▶ **What you need to do**
In the canned squirrel thread, what reason does Capt Quirk give for saying that canning your own squirrel differs greatly from buying it off a shelf?

▶ **Text segment**
────────

# Tasty Canned Squirrel



## fi8shmasty (Jul 6, 2009)

http://www.internet-grocer.net/squirrel.htm

 Cannned dehydrated squirrel.


----------



## Capt Quirk (Jul 6, 2009)

I found canned Rattlesnake, but something just doesn't sound appealing about it.


----------



## Jighead (Jul 7, 2009)

I have thought about canning some squirrels this year, but I don't know about dehydrated,doesn't sound real appealing


----------



## fi8shmasty (Jul 8, 2009)

I thought it was funny, Free ranging Squaks!!


----------



## crackerdave (Jul 8, 2009)

May the day never come when I can't find a "fresh" squirrel to eat.


----------



## siberian1 (Jul 8, 2009)

I wonder how they harvest them??


----------



## Capt Quirk (Jul 8, 2009)

siberian1 said:


> I wonder how they harvest them??


They have a squirrel blind outside the Planter's Peanut plant


----------



## Backcountry (Jul 8, 2009)

people can deer meat to eat...why not squirrel? u won't get me to eat it though


----------



## Capt Quirk (Jul 8, 2009)

I think there is a huge difference between canning your own, and buying it off a shelf. At least you know what you add to your own stuff.


----------



## siberian1 (Jul 8, 2009)

Backcountry said:


> people can deer meat to eat...why not squirrel? u won't get me to eat it though



Have you ever eaten Squirrel???

────────

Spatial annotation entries
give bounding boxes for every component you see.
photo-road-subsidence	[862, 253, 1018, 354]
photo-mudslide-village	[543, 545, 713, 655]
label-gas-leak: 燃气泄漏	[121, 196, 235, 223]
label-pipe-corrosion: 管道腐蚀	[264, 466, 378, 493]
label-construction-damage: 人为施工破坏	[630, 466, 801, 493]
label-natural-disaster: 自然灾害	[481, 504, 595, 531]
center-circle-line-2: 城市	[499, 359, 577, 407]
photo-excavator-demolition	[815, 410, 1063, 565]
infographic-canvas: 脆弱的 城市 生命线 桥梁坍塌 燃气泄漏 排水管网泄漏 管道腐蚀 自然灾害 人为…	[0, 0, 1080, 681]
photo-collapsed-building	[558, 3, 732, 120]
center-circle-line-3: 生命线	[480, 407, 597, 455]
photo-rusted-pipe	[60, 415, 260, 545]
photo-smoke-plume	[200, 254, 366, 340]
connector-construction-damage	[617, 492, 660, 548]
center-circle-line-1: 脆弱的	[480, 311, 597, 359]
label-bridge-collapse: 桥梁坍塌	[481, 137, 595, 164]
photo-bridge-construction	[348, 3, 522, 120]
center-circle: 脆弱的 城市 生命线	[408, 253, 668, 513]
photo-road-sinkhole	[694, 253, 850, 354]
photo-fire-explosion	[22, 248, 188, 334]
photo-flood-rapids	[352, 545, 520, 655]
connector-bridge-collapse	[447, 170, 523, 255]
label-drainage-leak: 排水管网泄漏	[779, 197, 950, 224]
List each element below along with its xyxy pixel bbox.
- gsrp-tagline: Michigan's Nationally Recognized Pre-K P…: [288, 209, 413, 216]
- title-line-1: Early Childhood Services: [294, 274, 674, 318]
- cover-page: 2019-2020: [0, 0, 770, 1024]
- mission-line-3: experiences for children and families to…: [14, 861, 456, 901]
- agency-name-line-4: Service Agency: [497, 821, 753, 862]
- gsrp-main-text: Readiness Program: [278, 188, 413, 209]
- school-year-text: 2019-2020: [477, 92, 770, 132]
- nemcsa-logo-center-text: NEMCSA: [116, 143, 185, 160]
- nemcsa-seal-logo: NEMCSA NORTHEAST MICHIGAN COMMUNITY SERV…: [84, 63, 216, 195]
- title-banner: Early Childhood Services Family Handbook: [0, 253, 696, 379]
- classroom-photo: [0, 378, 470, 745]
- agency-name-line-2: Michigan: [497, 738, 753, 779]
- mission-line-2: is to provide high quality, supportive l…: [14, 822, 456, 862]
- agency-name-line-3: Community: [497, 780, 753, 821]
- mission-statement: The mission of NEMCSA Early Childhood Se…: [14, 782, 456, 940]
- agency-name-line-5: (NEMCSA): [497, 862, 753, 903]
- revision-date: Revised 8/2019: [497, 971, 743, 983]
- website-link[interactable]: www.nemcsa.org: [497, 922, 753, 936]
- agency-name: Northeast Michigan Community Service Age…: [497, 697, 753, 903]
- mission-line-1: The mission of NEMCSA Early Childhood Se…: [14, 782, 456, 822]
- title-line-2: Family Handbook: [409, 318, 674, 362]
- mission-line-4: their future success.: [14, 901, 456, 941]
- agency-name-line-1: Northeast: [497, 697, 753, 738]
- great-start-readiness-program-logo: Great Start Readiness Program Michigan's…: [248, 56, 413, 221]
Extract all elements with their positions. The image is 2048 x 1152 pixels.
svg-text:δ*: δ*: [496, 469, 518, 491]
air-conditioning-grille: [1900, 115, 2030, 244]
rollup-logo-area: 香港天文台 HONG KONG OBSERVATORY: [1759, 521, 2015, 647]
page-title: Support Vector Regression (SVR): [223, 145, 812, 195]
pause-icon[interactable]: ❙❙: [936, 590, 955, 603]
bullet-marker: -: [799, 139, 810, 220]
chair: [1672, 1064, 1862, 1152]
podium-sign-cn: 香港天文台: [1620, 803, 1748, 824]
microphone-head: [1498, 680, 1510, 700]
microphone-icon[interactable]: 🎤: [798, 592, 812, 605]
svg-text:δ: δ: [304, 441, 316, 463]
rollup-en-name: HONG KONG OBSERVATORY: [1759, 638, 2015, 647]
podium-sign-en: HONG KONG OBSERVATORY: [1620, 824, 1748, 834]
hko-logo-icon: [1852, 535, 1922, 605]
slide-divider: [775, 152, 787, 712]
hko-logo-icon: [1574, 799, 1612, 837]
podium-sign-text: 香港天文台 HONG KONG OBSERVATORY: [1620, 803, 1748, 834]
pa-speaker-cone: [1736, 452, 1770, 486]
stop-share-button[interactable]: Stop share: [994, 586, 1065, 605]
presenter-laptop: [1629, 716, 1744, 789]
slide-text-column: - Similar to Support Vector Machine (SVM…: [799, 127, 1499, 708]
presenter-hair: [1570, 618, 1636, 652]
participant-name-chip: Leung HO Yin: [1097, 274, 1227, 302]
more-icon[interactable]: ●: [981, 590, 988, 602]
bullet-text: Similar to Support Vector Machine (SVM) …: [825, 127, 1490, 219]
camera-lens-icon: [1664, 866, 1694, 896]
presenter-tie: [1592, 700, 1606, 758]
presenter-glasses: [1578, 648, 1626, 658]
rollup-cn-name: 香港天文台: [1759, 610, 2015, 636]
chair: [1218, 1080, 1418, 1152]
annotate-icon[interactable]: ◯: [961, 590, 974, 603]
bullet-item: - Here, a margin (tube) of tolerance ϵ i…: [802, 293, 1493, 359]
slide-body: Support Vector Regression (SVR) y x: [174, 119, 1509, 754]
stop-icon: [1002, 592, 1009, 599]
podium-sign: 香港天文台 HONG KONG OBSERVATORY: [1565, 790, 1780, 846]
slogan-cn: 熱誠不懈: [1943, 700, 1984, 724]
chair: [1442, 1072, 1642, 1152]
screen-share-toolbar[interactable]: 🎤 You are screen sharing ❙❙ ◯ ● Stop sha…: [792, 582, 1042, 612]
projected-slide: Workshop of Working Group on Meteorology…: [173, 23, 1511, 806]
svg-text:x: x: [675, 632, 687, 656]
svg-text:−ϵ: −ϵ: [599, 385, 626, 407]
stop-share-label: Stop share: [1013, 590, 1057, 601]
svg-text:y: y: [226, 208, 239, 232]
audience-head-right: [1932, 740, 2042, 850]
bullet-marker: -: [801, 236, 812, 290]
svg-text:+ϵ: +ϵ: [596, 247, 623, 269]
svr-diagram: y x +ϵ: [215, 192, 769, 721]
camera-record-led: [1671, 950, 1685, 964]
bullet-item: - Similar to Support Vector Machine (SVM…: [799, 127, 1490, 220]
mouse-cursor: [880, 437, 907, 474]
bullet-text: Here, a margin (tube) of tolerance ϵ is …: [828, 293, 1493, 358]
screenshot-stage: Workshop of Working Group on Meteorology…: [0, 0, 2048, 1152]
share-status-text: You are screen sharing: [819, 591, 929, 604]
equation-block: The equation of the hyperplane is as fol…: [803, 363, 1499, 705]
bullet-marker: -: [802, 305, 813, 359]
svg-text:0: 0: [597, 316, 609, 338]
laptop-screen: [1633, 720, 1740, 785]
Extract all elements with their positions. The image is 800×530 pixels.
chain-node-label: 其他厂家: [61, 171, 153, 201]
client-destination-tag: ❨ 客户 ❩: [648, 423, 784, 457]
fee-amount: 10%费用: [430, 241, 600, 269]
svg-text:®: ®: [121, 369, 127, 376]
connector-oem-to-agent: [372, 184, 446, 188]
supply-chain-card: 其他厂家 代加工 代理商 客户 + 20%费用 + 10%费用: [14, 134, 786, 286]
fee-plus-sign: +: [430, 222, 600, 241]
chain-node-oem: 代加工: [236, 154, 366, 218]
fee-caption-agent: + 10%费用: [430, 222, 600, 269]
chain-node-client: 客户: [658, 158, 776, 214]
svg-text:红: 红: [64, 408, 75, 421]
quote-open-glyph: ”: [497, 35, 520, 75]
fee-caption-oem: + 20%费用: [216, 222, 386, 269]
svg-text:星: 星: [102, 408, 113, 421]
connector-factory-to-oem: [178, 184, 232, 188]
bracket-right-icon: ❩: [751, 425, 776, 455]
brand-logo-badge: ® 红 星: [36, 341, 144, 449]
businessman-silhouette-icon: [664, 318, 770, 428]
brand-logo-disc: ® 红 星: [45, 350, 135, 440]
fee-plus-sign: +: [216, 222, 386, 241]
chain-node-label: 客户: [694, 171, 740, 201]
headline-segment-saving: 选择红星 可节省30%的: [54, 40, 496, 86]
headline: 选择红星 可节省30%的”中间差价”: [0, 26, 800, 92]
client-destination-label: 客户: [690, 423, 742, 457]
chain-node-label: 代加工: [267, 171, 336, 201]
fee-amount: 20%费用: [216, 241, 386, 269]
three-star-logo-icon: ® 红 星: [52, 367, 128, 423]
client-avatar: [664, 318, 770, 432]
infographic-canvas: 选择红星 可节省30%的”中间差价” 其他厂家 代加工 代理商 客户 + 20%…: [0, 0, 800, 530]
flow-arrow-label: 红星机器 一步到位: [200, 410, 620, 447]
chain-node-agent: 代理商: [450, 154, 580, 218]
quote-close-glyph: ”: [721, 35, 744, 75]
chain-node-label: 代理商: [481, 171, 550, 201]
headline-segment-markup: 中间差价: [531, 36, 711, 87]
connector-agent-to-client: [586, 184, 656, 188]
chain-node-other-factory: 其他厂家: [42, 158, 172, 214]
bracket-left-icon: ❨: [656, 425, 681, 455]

────────

▶ **Solution for this exercise**
Capt Quirk says that when you can it yourself, you at least know what you add to it.